What follows is a listing; restate every line of it word for word.

## BEGIN

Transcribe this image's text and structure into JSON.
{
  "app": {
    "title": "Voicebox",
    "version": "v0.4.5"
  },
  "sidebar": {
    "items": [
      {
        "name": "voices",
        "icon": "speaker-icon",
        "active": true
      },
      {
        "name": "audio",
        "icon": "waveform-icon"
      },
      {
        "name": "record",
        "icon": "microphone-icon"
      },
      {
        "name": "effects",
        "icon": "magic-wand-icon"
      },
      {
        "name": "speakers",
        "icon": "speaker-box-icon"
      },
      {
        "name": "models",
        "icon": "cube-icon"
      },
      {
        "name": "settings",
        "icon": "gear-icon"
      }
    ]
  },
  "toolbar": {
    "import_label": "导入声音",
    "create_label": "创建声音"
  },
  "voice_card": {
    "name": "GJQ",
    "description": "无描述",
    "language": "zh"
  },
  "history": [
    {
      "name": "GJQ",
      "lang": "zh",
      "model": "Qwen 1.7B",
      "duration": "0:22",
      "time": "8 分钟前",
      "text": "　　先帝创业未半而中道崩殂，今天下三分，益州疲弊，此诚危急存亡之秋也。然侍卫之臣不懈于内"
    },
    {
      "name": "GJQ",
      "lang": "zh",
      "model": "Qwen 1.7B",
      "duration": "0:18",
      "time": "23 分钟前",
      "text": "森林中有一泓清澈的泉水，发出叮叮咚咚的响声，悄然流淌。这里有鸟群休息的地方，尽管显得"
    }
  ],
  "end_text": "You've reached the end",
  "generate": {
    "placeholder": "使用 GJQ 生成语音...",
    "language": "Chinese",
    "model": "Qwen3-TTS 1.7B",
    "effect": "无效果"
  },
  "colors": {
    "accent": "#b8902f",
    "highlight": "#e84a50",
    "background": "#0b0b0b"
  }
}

## END

*TASK RESULT:*
Transcribe this image's text and structure into JSON.
{
  "app": {
    "title": "Voicebox",
    "version": "v0.4.5"
  },
  "sidebar": {
    "items": [
      {
        "name": "voices",
        "icon": "speaker-icon",
        "active": true
      },
      {
        "name": "audio",
        "icon": "waveform-icon"
      },
      {
        "name": "record",
        "icon": "microphone-icon"
      },
      {
        "name": "effects",
        "icon": "magic-wand-icon"
      },
      {
        "name": "speakers",
        "icon": "speaker-box-icon"
      },
      {
        "name": "models",
        "icon": "cube-icon"
      },
      {
        "name": "settings",
        "icon": "gear-icon"
      }
    ]
  },
  "toolbar": {
    "import_label": "导入声音",
    "create_label": "创建声音"
  },
  "voice_card": {
    "name": "GJQ",
    "description": "无描述",
    "language": "zh"
  },
  "history": [
    {
      "name": "GJQ",
      "lang": "zh",
      "model": "Qwen 1.7B",
      "duration": "0:22",
      "time": "8 分钟前",
      "text": "　　先帝创业未半而中道崩殂，今天下三分，益州疲弊，此诚危急存亡之秋也。然侍卫之臣不懈于内"
    },
    {
      "name": "GJQ",
      "lang": "zh",
      "model": "Qwen 1.7B",
      "duration": "0:18",
      "time": "23 分钟前",
      "text": "森林中有一泓清澈的泉水，发出叮叮咚咚的响声，悄然流淌。这里有鸟群休息的地方，尽管显得"
    }
  ],
  "end_text": "You've reached the end",
  "generate": {
    "placeholder": "使用 GJQ 生成语音...",
    "language": "Chinese",
    "model": "Qwen3-TTS 1.7B",
    "effect": "无效果"
  },
  "colors": {
    "accent": "#b8902f",
    "highlight": "#e84a50",
    "background": "#0b0b0b"
  }
}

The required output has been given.